Data records:

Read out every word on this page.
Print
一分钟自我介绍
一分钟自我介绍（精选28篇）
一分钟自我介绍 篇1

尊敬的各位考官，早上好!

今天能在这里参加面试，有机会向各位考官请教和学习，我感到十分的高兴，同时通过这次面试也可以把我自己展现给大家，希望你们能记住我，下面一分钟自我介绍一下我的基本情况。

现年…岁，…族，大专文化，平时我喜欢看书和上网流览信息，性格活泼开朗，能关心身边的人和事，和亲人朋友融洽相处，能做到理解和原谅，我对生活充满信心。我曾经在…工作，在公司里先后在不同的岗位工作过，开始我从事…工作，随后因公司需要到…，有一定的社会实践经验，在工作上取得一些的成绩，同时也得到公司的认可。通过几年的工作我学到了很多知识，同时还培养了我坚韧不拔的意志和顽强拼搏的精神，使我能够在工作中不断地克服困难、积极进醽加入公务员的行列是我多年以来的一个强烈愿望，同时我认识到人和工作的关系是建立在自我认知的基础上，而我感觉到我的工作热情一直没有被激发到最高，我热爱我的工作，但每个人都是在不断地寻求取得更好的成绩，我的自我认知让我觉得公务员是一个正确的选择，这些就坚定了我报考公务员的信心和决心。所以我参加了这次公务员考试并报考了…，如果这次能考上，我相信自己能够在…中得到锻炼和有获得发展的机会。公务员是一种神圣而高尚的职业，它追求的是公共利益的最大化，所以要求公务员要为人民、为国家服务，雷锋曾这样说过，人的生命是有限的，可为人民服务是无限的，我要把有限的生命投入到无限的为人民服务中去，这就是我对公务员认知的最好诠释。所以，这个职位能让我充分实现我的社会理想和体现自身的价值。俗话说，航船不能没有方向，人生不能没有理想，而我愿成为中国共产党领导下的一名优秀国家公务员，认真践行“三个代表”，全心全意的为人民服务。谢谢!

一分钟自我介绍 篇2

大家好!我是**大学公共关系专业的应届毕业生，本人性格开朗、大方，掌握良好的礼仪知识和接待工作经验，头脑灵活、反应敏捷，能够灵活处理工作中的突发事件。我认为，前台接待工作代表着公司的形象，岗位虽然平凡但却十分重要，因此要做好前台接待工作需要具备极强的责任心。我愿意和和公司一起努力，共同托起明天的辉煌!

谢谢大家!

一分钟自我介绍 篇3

*Your goal*
Each record must be returned exactly as it is written.

*Answer for the task*
Read out every word on this page.
Print
一分钟自我介绍
一分钟自我介绍（精选28篇）
一分钟自我介绍 篇1

尊敬的各位考官，早上好!

今天能在这里参加面试，有机会向各位考官请教和学习，我感到十分的高兴，同时通过这次面试也可以把我自己展现给大家，希望你们能记住我，下面一分钟自我介绍一下我的基本情况。

现年…岁，…族，大专文化，平时我喜欢看书和上网流览信息，性格活泼开朗，能关心身边的人和事，和亲人朋友融洽相处，能做到理解和原谅，我对生活充满信心。我曾经在…工作，在公司里先后在不同的岗位工作过，开始我从事…工作，随后因公司需要到…，有一定的社会实践经验，在工作上取得一些的成绩，同时也得到公司的认可。通过几年的工作我学到了很多知识，同时还培养了我坚韧不拔的意志和顽强拼搏的精神，使我能够在工作中不断地克服困难、积极进醽加入公务员的行列是我多年以来的一个强烈愿望，同时我认识到人和工作的关系是建立在自我认知的基础上，而我感觉到我的工作热情一直没有被激发到最高，我热爱我的工作，但每个人都是在不断地寻求取得更好的成绩，我的自我认知让我觉得公务员是一个正确的选择，这些就坚定了我报考公务员的信心和决心。所以我参加了这次公务员考试并报考了…，如果这次能考上，我相信自己能够在…中得到锻炼和有获得发展的机会。公务员是一种神圣而高尚的职业，它追求的是公共利益的最大化，所以要求公务员要为人民、为国家服务，雷锋曾这样说过，人的生命是有限的，可为人民服务是无限的，我要把有限的生命投入到无限的为人民服务中去，这就是我对公务员认知的最好诠释。所以，这个职位能让我充分实现我的社会理想和体现自身的价值。俗话说，航船不能没有方向，人生不能没有理想，而我愿成为中国共产党领导下的一名优秀国家公务员，认真践行“三个代表”，全心全意的为人民服务。谢谢!

一分钟自我介绍 篇2

大家好!我是**大学公共关系专业的应届毕业生，本人性格开朗、大方，掌握良好的礼仪知识和接待工作经验，头脑灵活、反应敏捷，能够灵活处理工作中的突发事件。我认为，前台接待工作代表着公司的形象，岗位虽然平凡但却十分重要，因此要做好前台接待工作需要具备极强的责任心。我愿意和和公司一起努力，共同托起明天的辉煌!

谢谢大家!

一分钟自我介绍 篇3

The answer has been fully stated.